▶ WHAT THE EXERCISE ASKS
Your job is to restate each entry word for word.

Items from a dataset:
☆ ☆ ☆

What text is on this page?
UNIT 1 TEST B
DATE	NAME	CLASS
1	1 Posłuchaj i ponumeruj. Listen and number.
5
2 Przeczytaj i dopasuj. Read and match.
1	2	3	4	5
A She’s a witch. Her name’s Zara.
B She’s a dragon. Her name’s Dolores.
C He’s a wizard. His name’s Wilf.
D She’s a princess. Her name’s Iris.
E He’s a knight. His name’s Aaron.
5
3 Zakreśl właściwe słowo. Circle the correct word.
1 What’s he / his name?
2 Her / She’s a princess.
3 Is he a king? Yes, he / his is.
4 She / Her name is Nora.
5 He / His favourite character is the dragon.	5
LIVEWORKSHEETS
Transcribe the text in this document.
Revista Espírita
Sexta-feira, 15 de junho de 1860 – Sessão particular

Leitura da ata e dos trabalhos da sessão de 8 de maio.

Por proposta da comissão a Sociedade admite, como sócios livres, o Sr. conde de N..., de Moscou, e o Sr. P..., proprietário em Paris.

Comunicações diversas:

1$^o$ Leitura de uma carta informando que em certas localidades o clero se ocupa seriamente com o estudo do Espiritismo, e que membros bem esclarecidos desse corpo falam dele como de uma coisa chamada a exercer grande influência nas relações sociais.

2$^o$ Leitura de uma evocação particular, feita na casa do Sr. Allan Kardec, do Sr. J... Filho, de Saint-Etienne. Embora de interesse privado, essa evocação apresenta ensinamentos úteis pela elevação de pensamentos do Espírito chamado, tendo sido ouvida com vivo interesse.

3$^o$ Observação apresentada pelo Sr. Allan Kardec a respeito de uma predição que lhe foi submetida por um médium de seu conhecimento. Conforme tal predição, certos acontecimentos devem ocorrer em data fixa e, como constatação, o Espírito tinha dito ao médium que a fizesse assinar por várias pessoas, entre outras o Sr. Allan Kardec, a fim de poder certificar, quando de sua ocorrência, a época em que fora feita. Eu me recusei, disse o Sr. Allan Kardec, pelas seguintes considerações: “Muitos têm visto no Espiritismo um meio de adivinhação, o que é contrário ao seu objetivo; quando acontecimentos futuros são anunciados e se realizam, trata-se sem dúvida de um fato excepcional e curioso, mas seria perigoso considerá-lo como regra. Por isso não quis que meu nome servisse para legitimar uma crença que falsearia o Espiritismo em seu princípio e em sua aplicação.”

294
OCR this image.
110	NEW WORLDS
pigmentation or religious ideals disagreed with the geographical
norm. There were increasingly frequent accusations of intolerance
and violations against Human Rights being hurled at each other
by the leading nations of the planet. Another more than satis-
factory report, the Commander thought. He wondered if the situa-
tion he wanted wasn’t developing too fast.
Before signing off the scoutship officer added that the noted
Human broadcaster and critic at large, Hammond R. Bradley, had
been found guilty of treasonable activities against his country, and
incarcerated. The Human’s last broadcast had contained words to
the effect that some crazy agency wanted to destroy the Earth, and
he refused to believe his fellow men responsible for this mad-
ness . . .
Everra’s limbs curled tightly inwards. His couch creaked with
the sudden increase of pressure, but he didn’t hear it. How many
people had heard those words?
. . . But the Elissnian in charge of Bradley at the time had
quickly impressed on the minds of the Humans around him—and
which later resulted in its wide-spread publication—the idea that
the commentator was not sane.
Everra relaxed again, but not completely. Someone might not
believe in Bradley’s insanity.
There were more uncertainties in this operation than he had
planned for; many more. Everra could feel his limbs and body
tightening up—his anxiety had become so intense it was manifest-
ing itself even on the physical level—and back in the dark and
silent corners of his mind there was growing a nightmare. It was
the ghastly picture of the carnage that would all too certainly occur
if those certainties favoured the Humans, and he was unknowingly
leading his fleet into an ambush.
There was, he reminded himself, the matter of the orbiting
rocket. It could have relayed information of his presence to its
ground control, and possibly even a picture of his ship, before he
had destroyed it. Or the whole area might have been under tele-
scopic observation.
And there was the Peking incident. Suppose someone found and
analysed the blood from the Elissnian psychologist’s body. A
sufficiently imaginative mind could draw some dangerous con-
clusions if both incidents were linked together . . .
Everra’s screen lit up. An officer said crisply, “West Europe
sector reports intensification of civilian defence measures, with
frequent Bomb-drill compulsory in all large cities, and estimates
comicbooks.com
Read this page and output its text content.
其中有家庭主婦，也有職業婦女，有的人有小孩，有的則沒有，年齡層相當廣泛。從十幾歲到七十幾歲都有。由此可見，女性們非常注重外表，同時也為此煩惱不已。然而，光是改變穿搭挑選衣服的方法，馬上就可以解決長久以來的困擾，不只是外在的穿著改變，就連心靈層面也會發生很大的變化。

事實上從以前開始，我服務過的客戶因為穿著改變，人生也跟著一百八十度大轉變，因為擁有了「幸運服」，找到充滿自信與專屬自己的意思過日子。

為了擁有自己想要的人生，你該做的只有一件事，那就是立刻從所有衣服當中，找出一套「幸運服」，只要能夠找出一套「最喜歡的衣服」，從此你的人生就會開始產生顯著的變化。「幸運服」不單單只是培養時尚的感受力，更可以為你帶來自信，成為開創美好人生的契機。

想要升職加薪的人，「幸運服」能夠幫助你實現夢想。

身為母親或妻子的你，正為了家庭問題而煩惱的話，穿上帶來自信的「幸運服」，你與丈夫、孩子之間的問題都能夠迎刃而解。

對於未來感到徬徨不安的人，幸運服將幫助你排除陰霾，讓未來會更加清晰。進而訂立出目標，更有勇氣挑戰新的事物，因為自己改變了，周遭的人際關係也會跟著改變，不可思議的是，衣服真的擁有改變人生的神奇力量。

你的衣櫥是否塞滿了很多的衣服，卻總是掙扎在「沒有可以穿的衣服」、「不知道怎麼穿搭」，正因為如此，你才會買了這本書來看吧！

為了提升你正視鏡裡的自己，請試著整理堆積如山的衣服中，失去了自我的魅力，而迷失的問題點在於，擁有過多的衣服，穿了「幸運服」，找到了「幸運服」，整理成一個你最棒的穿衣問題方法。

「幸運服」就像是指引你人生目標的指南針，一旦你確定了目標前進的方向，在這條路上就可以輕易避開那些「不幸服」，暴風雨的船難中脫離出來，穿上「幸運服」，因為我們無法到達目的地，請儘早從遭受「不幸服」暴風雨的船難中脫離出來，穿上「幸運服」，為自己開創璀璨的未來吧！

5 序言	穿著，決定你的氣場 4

☆ ☆ ☆

▶ SOLUTION TO THE EXERCISE
What text is on this page?
UNIT 1 TEST B
DATE	NAME	CLASS
1	1 Posłuchaj i ponumeruj. Listen and number.
5
2 Przeczytaj i dopasuj. Read and match.
1	2	3	4	5
A She’s a witch. Her name’s Zara.
B She’s a dragon. Her name’s Dolores.
C He’s a wizard. His name’s Wilf.
D She’s a princess. Her name’s Iris.
E He’s a knight. His name’s Aaron.
5
3 Zakreśl właściwe słowo. Circle the correct word.
1 What’s he / his name?
2 Her / She’s a princess.
3 Is he a king? Yes, he / his is.
4 She / Her name is Nora.
5 He / His favourite character is the dragon.	5
LIVEWORKSHEETS
Transcribe the text in this document.
Revista Espírita
Sexta-feira, 15 de junho de 1860 – Sessão particular

Leitura da ata e dos trabalhos da sessão de 8 de maio.

Por proposta da comissão a Sociedade admite, como sócios livres, o Sr. conde de N..., de Moscou, e o Sr. P..., proprietário em Paris.

Comunicações diversas:

1$^o$ Leitura de uma carta informando que em certas localidades o clero se ocupa seriamente com o estudo do Espiritismo, e que membros bem esclarecidos desse corpo falam dele como de uma coisa chamada a exercer grande influência nas relações sociais.

2$^o$ Leitura de uma evocação particular, feita na casa do Sr. Allan Kardec, do Sr. J... Filho, de Saint-Etienne. Embora de interesse privado, essa evocação apresenta ensinamentos úteis pela elevação de pensamentos do Espírito chamado, tendo sido ouvida com vivo interesse.

3$^o$ Observação apresentada pelo Sr. Allan Kardec a respeito de uma predição que lhe foi submetida por um médium de seu conhecimento. Conforme tal predição, certos acontecimentos devem ocorrer em data fixa e, como constatação, o Espírito tinha dito ao médium que a fizesse assinar por várias pessoas, entre outras o Sr. Allan Kardec, a fim de poder certificar, quando de sua ocorrência, a época em que fora feita. Eu me recusei, disse o Sr. Allan Kardec, pelas seguintes considerações: “Muitos têm visto no Espiritismo um meio de adivinhação, o que é contrário ao seu objetivo; quando acontecimentos futuros são anunciados e se realizam, trata-se sem dúvida de um fato excepcional e curioso, mas seria perigoso considerá-lo como regra. Por isso não quis que meu nome servisse para legitimar uma crença que falsearia o Espiritismo em seu princípio e em sua aplicação.”

294
OCR this image.
110	NEW WORLDS
pigmentation or religious ideals disagreed with the geographical
norm. There were increasingly frequent accusations of intolerance
and violations against Human Rights being hurled at each other
by the leading nations of the planet. Another more than satis-
factory report, the Commander thought. He wondered if the situa-
tion he wanted wasn’t developing too fast.
Before signing off the scoutship officer added that the noted
Human broadcaster and critic at large, Hammond R. Bradley, had
been found guilty of treasonable activities against his country, and
incarcerated. The Human’s last broadcast had contained words to
the effect that some crazy agency wanted to destroy the Earth, and
he refused to believe his fellow men responsible for this mad-
ness . . .
Everra’s limbs curled tightly inwards. His couch creaked with
the sudden increase of pressure, but he didn’t hear it. How many
people had heard those words?
. . . But the Elissnian in charge of Bradley at the time had
quickly impressed on the minds of the Humans around him—and
which later resulted in its wide-spread publication—the idea that
the commentator was not sane.
Everra relaxed again, but not completely. Someone might not
believe in Bradley’s insanity.
There were more uncertainties in this operation than he had
planned for; many more. Everra could feel his limbs and body
tightening up—his anxiety had become so intense it was manifest-
ing itself even on the physical level—and back in the dark and
silent corners of his mind there was growing a nightmare. It was
the ghastly picture of the carnage that would all too certainly occur
if those certainties favoured the Humans, and he was unknowingly
leading his fleet into an ambush.
There was, he reminded himself, the matter of the orbiting
rocket. It could have relayed information of his presence to its
ground control, and possibly even a picture of his ship, before he
had destroyed it. Or the whole area might have been under tele-
scopic observation.
And there was the Peking incident. Suppose someone found and
analysed the blood from the Elissnian psychologist’s body. A
sufficiently imaginative mind could draw some dangerous con-
clusions if both incidents were linked together . . .
Everra’s screen lit up. An officer said crisply, “West Europe
sector reports intensification of civilian defence measures, with
frequent Bomb-drill compulsory in all large cities, and estimates
comicbooks.com
Read this page and output its text content.
其中有家庭主婦，也有職業婦女，有的人有小孩，有的則沒有，年齡層相當廣泛。從十幾歲到七十幾歲都有。由此可見，女性們非常注重外表，同時也為此煩惱不已。然而，光是改變穿搭挑選衣服的方法，馬上就可以解決長久以來的困擾，不只是外在的穿著改變，就連心靈層面也會發生很大的變化。

事實上從以前開始，我服務過的客戶因為穿著改變，人生也跟著一百八十度大轉變，因為擁有了「幸運服」，找到充滿自信與專屬自己的意思過日子。

為了擁有自己想要的人生，你該做的只有一件事，那就是立刻從所有衣服當中，找出一套「幸運服」，只要能夠找出一套「最喜歡的衣服」，從此你的人生就會開始產生顯著的變化。「幸運服」不單單只是培養時尚的感受力，更可以為你帶來自信，成為開創美好人生的契機。

想要升職加薪的人，「幸運服」能夠幫助你實現夢想。

身為母親或妻子的你，正為了家庭問題而煩惱的話，穿上帶來自信的「幸運服」，你與丈夫、孩子之間的問題都能夠迎刃而解。

對於未來感到徬徨不安的人，幸運服將幫助你排除陰霾，讓未來會更加清晰。進而訂立出目標，更有勇氣挑戰新的事物，因為自己改變了，周遭的人際關係也會跟著改變，不可思議的是，衣服真的擁有改變人生的神奇力量。

你的衣櫥是否塞滿了很多的衣服，卻總是掙扎在「沒有可以穿的衣服」、「不知道怎麼穿搭」，正因為如此，你才會買了這本書來看吧！

為了提升你正視鏡裡的自己，請試著整理堆積如山的衣服中，失去了自我的魅力，而迷失的問題點在於，擁有過多的衣服，穿了「幸運服」，找到了「幸運服」，整理成一個你最棒的穿衣問題方法。

「幸運服」就像是指引你人生目標的指南針，一旦你確定了目標前進的方向，在這條路上就可以輕易避開那些「不幸服」，暴風雨的船難中脫離出來，穿上「幸運服」，因為我們無法到達目的地，請儘早從遭受「不幸服」暴風雨的船難中脫離出來，穿上「幸運服」，為自己開創璀璨的未來吧！

5 序言	穿著，決定你的氣場 4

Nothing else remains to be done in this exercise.